>> Start
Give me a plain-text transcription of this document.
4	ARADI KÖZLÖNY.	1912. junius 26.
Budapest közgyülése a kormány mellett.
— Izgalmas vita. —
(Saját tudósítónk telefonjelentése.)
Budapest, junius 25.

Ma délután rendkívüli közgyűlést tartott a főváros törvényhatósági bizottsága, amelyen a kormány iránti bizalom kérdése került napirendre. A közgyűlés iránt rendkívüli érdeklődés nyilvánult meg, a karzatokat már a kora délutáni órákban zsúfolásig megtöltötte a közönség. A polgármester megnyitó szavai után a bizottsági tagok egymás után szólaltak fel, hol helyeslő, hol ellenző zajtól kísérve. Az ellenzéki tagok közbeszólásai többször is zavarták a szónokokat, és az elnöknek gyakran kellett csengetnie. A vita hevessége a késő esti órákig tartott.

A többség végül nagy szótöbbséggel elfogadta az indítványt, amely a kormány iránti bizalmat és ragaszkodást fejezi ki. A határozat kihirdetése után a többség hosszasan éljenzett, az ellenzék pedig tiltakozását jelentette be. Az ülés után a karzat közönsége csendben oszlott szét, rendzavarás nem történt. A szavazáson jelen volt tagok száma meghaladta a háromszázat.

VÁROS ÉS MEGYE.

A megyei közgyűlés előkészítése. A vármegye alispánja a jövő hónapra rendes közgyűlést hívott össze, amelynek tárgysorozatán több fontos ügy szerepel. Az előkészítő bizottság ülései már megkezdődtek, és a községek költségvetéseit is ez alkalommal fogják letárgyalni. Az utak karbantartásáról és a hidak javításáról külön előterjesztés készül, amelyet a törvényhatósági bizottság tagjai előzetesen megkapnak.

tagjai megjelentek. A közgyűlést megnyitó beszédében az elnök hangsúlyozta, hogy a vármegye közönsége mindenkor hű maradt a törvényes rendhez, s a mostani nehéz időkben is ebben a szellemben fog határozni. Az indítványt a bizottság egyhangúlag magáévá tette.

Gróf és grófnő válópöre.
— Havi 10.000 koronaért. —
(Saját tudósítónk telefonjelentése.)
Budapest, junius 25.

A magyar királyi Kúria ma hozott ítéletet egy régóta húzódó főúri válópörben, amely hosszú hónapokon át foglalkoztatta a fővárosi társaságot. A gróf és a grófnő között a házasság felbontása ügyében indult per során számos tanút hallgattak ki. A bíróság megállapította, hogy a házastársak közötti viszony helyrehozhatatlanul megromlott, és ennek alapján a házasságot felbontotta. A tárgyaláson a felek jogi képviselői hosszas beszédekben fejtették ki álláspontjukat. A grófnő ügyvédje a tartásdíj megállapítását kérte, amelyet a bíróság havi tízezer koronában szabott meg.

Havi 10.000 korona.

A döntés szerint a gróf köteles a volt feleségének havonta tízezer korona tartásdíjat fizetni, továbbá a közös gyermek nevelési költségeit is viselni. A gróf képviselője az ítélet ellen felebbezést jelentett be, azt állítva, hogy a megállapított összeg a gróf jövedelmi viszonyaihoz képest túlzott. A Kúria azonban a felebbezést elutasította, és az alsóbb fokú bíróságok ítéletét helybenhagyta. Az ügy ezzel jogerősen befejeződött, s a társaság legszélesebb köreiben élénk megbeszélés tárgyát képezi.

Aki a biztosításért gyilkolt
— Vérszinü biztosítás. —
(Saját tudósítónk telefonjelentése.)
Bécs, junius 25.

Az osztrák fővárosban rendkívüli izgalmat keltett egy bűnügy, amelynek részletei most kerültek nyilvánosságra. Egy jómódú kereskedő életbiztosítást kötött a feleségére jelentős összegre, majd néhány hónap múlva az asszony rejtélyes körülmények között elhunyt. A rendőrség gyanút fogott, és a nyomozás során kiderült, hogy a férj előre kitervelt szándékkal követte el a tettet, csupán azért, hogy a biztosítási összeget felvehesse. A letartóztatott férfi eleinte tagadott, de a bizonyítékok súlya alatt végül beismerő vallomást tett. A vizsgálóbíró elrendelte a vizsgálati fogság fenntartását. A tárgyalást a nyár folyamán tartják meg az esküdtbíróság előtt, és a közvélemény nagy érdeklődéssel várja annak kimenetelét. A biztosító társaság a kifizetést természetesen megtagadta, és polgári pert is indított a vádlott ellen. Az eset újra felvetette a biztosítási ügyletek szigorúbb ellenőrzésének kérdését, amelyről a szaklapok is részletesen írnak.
>> End
Please quote the records above exactly, without skipping a line.

Give me a plain-text transcription of this document.
4	ARADI KÖZLÖNY.	1912. junius 26.
Budapest közgyülése a kormány mellett.
— Izgalmas vita. —
(Saját tudósítónk telefonjelentése.)
Budapest, junius 25.

Ma délután rendkívüli közgyűlést tartott a főváros törvényhatósági bizottsága, amelyen a kormány iránti bizalom kérdése került napirendre. A közgyűlés iránt rendkívüli érdeklődés nyilvánult meg, a karzatokat már a kora délutáni órákban zsúfolásig megtöltötte a közönség. A polgármester megnyitó szavai után a bizottsági tagok egymás után szólaltak fel, hol helyeslő, hol ellenző zajtól kísérve. Az ellenzéki tagok közbeszólásai többször is zavarták a szónokokat, és az elnöknek gyakran kellett csengetnie. A vita hevessége a késő esti órákig tartott.

A többség végül nagy szótöbbséggel elfogadta az indítványt, amely a kormány iránti bizalmat és ragaszkodást fejezi ki. A határozat kihirdetése után a többség hosszasan éljenzett, az ellenzék pedig tiltakozását jelentette be. Az ülés után a karzat közönsége csendben oszlott szét, rendzavarás nem történt. A szavazáson jelen volt tagok száma meghaladta a háromszázat.

VÁROS ÉS MEGYE.

A megyei közgyűlés előkészítése. A vármegye alispánja a jövő hónapra rendes közgyűlést hívott össze, amelynek tárgysorozatán több fontos ügy szerepel. Az előkészítő bizottság ülései már megkezdődtek, és a községek költségvetéseit is ez alkalommal fogják letárgyalni. Az utak karbantartásáról és a hidak javításáról külön előterjesztés készül, amelyet a törvényhatósági bizottság tagjai előzetesen megkapnak.

tagjai megjelentek. A közgyűlést megnyitó beszédében az elnök hangsúlyozta, hogy a vármegye közönsége mindenkor hű maradt a törvényes rendhez, s a mostani nehéz időkben is ebben a szellemben fog határozni. Az indítványt a bizottság egyhangúlag magáévá tette.

Gróf és grófnő válópöre.
— Havi 10.000 koronaért. —
(Saját tudósítónk telefonjelentése.)
Budapest, junius 25.

A magyar királyi Kúria ma hozott ítéletet egy régóta húzódó főúri válópörben, amely hosszú hónapokon át foglalkoztatta a fővárosi társaságot. A gróf és a grófnő között a házasság felbontása ügyében indult per során számos tanút hallgattak ki. A bíróság megállapította, hogy a házastársak közötti viszony helyrehozhatatlanul megromlott, és ennek alapján a házasságot felbontotta. A tárgyaláson a felek jogi képviselői hosszas beszédekben fejtették ki álláspontjukat. A grófnő ügyvédje a tartásdíj megállapítását kérte, amelyet a bíróság havi tízezer koronában szabott meg.

Havi 10.000 korona.

A döntés szerint a gróf köteles a volt feleségének havonta tízezer korona tartásdíjat fizetni, továbbá a közös gyermek nevelési költségeit is viselni. A gróf képviselője az ítélet ellen felebbezést jelentett be, azt állítva, hogy a megállapított összeg a gróf jövedelmi viszonyaihoz képest túlzott. A Kúria azonban a felebbezést elutasította, és az alsóbb fokú bíróságok ítéletét helybenhagyta. Az ügy ezzel jogerősen befejeződött, s a társaság legszélesebb köreiben élénk megbeszélés tárgyát képezi.

Aki a biztosításért gyilkolt
— Vérszinü biztosítás. —
(Saját tudósítónk telefonjelentése.)
Bécs, junius 25.

Az osztrák fővárosban rendkívüli izgalmat keltett egy bűnügy, amelynek részletei most kerültek nyilvánosságra. Egy jómódú kereskedő életbiztosítást kötött a feleségére jelentős összegre, majd néhány hónap múlva az asszony rejtélyes körülmények között elhunyt. A rendőrség gyanút fogott, és a nyomozás során kiderült, hogy a férj előre kitervelt szándékkal követte el a tettet, csupán azért, hogy a biztosítási összeget felvehesse. A letartóztatott férfi eleinte tagadott, de a bizonyítékok súlya alatt végül beismerő vallomást tett. A vizsgálóbíró elrendelte a vizsgálati fogság fenntartását. A tárgyalást a nyár folyamán tartják meg az esküdtbíróság előtt, és a közvélemény nagy érdeklődéssel várja annak kimenetelét. A biztosító társaság a kifizetést természetesen megtagadta, és polgári pert is indított a vádlott ellen. Az eset újra felvetette a biztosítási ügyletek szigorúbb ellenőrzésének kérdését, amelyről a szaklapok is részletesen írnak.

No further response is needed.